### EXERCISE TASK
Tally every line of the material that includes "watermark", then give the tally and nothing else.

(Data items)
>> begin
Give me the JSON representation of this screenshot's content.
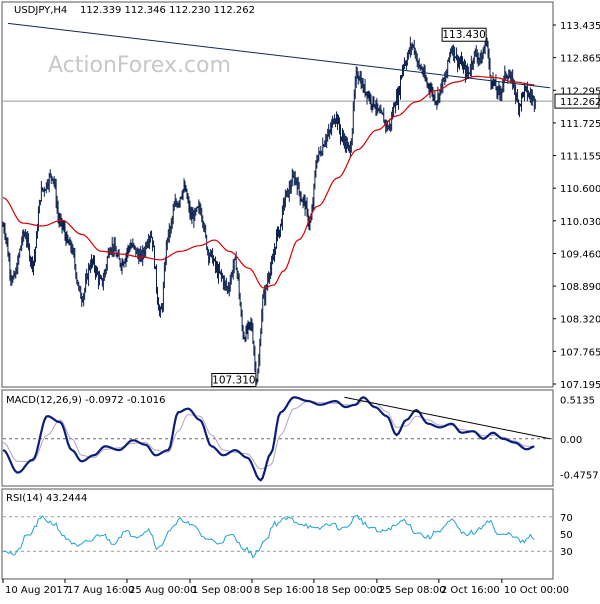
{
  "chart_data": {
    "type": "financial",
    "header": {
      "symbol_label": "USDJPY,H4",
      "ohlc": "112.339 112.346 112.230 112.262"
    },
    "watermark": "ActionForex.com",
    "price_panel": {
      "y_ticks": [
        "113.435",
        "112.865",
        "112.295",
        "111.725",
        "111.155",
        "110.600",
        "110.030",
        "109.460",
        "108.890",
        "108.320",
        "107.765",
        "107.195"
      ],
      "y_range": [
        107.195,
        113.7
      ],
      "last_price": "112.262",
      "last_value": 112.262,
      "annotations": [
        {
          "label": "113.430",
          "value": 113.43,
          "bar": 491
        },
        {
          "label": "107.310",
          "value": 107.31,
          "bar": 257
        }
      ],
      "trendline": {
        "from": {
          "bar": 5,
          "value": 113.64
        },
        "to": {
          "bar": 556,
          "value": 112.5
        }
      },
      "anchors": [
        [
          0,
          110.05
        ],
        [
          10,
          109.1
        ],
        [
          22,
          109.9
        ],
        [
          30,
          109.4
        ],
        [
          40,
          110.7
        ],
        [
          50,
          110.95
        ],
        [
          58,
          110.1
        ],
        [
          68,
          109.7
        ],
        [
          80,
          108.8
        ],
        [
          90,
          109.4
        ],
        [
          100,
          109.05
        ],
        [
          110,
          109.7
        ],
        [
          120,
          109.4
        ],
        [
          130,
          109.7
        ],
        [
          140,
          109.5
        ],
        [
          150,
          109.9
        ],
        [
          160,
          108.5
        ],
        [
          168,
          109.9
        ],
        [
          176,
          110.45
        ],
        [
          184,
          110.7
        ],
        [
          192,
          110.2
        ],
        [
          200,
          110.35
        ],
        [
          210,
          109.55
        ],
        [
          220,
          109.2
        ],
        [
          228,
          108.95
        ],
        [
          236,
          109.4
        ],
        [
          245,
          108.1
        ],
        [
          252,
          108.3
        ],
        [
          258,
          107.35
        ],
        [
          265,
          108.8
        ],
        [
          272,
          109.3
        ],
        [
          280,
          109.95
        ],
        [
          288,
          110.6
        ],
        [
          296,
          110.9
        ],
        [
          305,
          110.5
        ],
        [
          312,
          110.1
        ],
        [
          320,
          111.3
        ],
        [
          330,
          111.65
        ],
        [
          338,
          112.0
        ],
        [
          345,
          111.6
        ],
        [
          352,
          111.4
        ],
        [
          360,
          112.75
        ],
        [
          368,
          112.45
        ],
        [
          376,
          112.25
        ],
        [
          384,
          112.0
        ],
        [
          392,
          111.8
        ],
        [
          400,
          112.3
        ],
        [
          408,
          112.95
        ],
        [
          416,
          113.25
        ],
        [
          424,
          112.85
        ],
        [
          432,
          112.55
        ],
        [
          440,
          112.3
        ],
        [
          448,
          112.6
        ],
        [
          456,
          113.2
        ],
        [
          464,
          112.95
        ],
        [
          472,
          112.75
        ],
        [
          480,
          113.1
        ],
        [
          486,
          113.0
        ],
        [
          491,
          113.35
        ],
        [
          496,
          112.65
        ],
        [
          504,
          112.4
        ],
        [
          512,
          112.75
        ],
        [
          518,
          112.6
        ],
        [
          524,
          112.2
        ],
        [
          530,
          112.45
        ],
        [
          536,
          112.35
        ],
        [
          541,
          112.26
        ]
      ],
      "ma_anchors": [
        [
          0,
          110.55
        ],
        [
          20,
          110.1
        ],
        [
          40,
          110.05
        ],
        [
          60,
          110.15
        ],
        [
          80,
          109.9
        ],
        [
          100,
          109.6
        ],
        [
          120,
          109.55
        ],
        [
          140,
          109.5
        ],
        [
          160,
          109.45
        ],
        [
          180,
          109.6
        ],
        [
          200,
          109.7
        ],
        [
          215,
          109.8
        ],
        [
          230,
          109.6
        ],
        [
          250,
          109.3
        ],
        [
          265,
          108.95
        ],
        [
          275,
          109.0
        ],
        [
          285,
          109.25
        ],
        [
          300,
          109.8
        ],
        [
          320,
          110.4
        ],
        [
          340,
          110.9
        ],
        [
          360,
          111.4
        ],
        [
          380,
          111.75
        ],
        [
          400,
          112.0
        ],
        [
          420,
          112.25
        ],
        [
          440,
          112.45
        ],
        [
          460,
          112.6
        ],
        [
          480,
          112.7
        ],
        [
          500,
          112.68
        ],
        [
          520,
          112.6
        ],
        [
          541,
          112.55
        ]
      ]
    },
    "macd_panel": {
      "label": "MACD(12,26,9) -0.0972 -0.1016",
      "y_ticks": [
        "0.5135",
        "0.00",
        "-0.4757"
      ],
      "y_range": [
        -0.6,
        0.62
      ],
      "trendline": {
        "from": {
          "bar": 347,
          "value": 0.55
        },
        "to": {
          "bar": 556,
          "value": 0.0
        }
      },
      "anchors": [
        [
          0,
          -0.15
        ],
        [
          15,
          -0.45
        ],
        [
          30,
          -0.28
        ],
        [
          45,
          0.3
        ],
        [
          58,
          0.22
        ],
        [
          70,
          -0.15
        ],
        [
          80,
          -0.3
        ],
        [
          92,
          -0.22
        ],
        [
          104,
          -0.1
        ],
        [
          118,
          -0.15
        ],
        [
          132,
          -0.02
        ],
        [
          145,
          -0.08
        ],
        [
          155,
          -0.22
        ],
        [
          168,
          -0.15
        ],
        [
          178,
          0.35
        ],
        [
          188,
          0.4
        ],
        [
          200,
          0.25
        ],
        [
          212,
          -0.1
        ],
        [
          224,
          -0.22
        ],
        [
          236,
          -0.15
        ],
        [
          248,
          -0.25
        ],
        [
          262,
          -0.55
        ],
        [
          272,
          -0.2
        ],
        [
          282,
          0.35
        ],
        [
          296,
          0.55
        ],
        [
          310,
          0.5
        ],
        [
          322,
          0.45
        ],
        [
          338,
          0.5
        ],
        [
          348,
          0.42
        ],
        [
          358,
          0.45
        ],
        [
          366,
          0.55
        ],
        [
          378,
          0.42
        ],
        [
          390,
          0.3
        ],
        [
          400,
          0.05
        ],
        [
          410,
          0.25
        ],
        [
          420,
          0.38
        ],
        [
          432,
          0.2
        ],
        [
          444,
          0.15
        ],
        [
          456,
          0.2
        ],
        [
          466,
          0.08
        ],
        [
          478,
          0.1
        ],
        [
          488,
          0.0
        ],
        [
          498,
          0.08
        ],
        [
          508,
          0.0
        ],
        [
          520,
          -0.05
        ],
        [
          532,
          -0.14
        ],
        [
          541,
          -0.1
        ]
      ],
      "signal_anchors": [
        [
          0,
          -0.05
        ],
        [
          15,
          -0.3
        ],
        [
          30,
          -0.3
        ],
        [
          45,
          0.05
        ],
        [
          58,
          0.25
        ],
        [
          70,
          0.0
        ],
        [
          80,
          -0.22
        ],
        [
          92,
          -0.25
        ],
        [
          104,
          -0.14
        ],
        [
          118,
          -0.12
        ],
        [
          132,
          -0.06
        ],
        [
          145,
          -0.05
        ],
        [
          155,
          -0.15
        ],
        [
          168,
          -0.18
        ],
        [
          178,
          0.1
        ],
        [
          188,
          0.32
        ],
        [
          200,
          0.3
        ],
        [
          212,
          0.05
        ],
        [
          224,
          -0.15
        ],
        [
          236,
          -0.18
        ],
        [
          248,
          -0.2
        ],
        [
          262,
          -0.4
        ],
        [
          272,
          -0.35
        ],
        [
          282,
          0.05
        ],
        [
          296,
          0.4
        ],
        [
          310,
          0.5
        ],
        [
          322,
          0.48
        ],
        [
          338,
          0.47
        ],
        [
          348,
          0.45
        ],
        [
          358,
          0.44
        ],
        [
          366,
          0.5
        ],
        [
          378,
          0.47
        ],
        [
          390,
          0.36
        ],
        [
          400,
          0.15
        ],
        [
          410,
          0.17
        ],
        [
          420,
          0.3
        ],
        [
          432,
          0.25
        ],
        [
          444,
          0.18
        ],
        [
          456,
          0.18
        ],
        [
          466,
          0.12
        ],
        [
          478,
          0.1
        ],
        [
          488,
          0.04
        ],
        [
          498,
          0.05
        ],
        [
          508,
          0.02
        ],
        [
          520,
          -0.03
        ],
        [
          532,
          -0.1
        ],
        [
          541,
          -0.1
        ]
      ]
    },
    "rsi_panel": {
      "label": "RSI(14) 43.2444",
      "y_ticks": [
        "70",
        "50",
        "30"
      ],
      "y_range": [
        0,
        100
      ],
      "levels": [
        70,
        30
      ],
      "anchors": [
        [
          0,
          32
        ],
        [
          12,
          26
        ],
        [
          25,
          48
        ],
        [
          40,
          68
        ],
        [
          52,
          62
        ],
        [
          64,
          45
        ],
        [
          76,
          35
        ],
        [
          88,
          42
        ],
        [
          100,
          50
        ],
        [
          112,
          40
        ],
        [
          124,
          52
        ],
        [
          136,
          48
        ],
        [
          148,
          55
        ],
        [
          158,
          33
        ],
        [
          170,
          55
        ],
        [
          182,
          67
        ],
        [
          194,
          58
        ],
        [
          206,
          45
        ],
        [
          218,
          40
        ],
        [
          232,
          48
        ],
        [
          244,
          35
        ],
        [
          255,
          25
        ],
        [
          266,
          42
        ],
        [
          276,
          62
        ],
        [
          290,
          68
        ],
        [
          304,
          62
        ],
        [
          318,
          55
        ],
        [
          332,
          62
        ],
        [
          346,
          56
        ],
        [
          360,
          70
        ],
        [
          372,
          58
        ],
        [
          384,
          52
        ],
        [
          396,
          58
        ],
        [
          408,
          66
        ],
        [
          420,
          52
        ],
        [
          432,
          46
        ],
        [
          444,
          55
        ],
        [
          456,
          65
        ],
        [
          468,
          50
        ],
        [
          480,
          52
        ],
        [
          494,
          66
        ],
        [
          504,
          48
        ],
        [
          516,
          50
        ],
        [
          528,
          40
        ],
        [
          536,
          47
        ],
        [
          541,
          43
        ]
      ]
    },
    "x_axis": {
      "bars_total": 560,
      "ticks": [
        {
          "label": "10 Aug 2017",
          "bar": 0
        },
        {
          "label": "17 Aug 16:00",
          "bar": 63
        },
        {
          "label": "25 Aug 00:00",
          "bar": 126
        },
        {
          "label": "1 Sep 08:00",
          "bar": 190
        },
        {
          "label": "8 Sep 16:00",
          "bar": 253
        },
        {
          "label": "18 Sep 00:00",
          "bar": 316
        },
        {
          "label": "25 Sep 08:00",
          "bar": 380
        },
        {
          "label": "2 Oct 16:00",
          "bar": 443
        },
        {
          "label": "10 Oct 00:00",
          "bar": 507
        }
      ]
    },
    "colors": {
      "price": "#0b1f4d",
      "ma": "#d60000",
      "macd": "#0a1e78",
      "signal": "#b5a0c8",
      "rsi": "#1da1d8",
      "grid": "#999999",
      "trendline": "#0f2a50",
      "watermark": "#c8c8c8"
    }
  }
}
>> end
### COMPLETE RESPONSE
2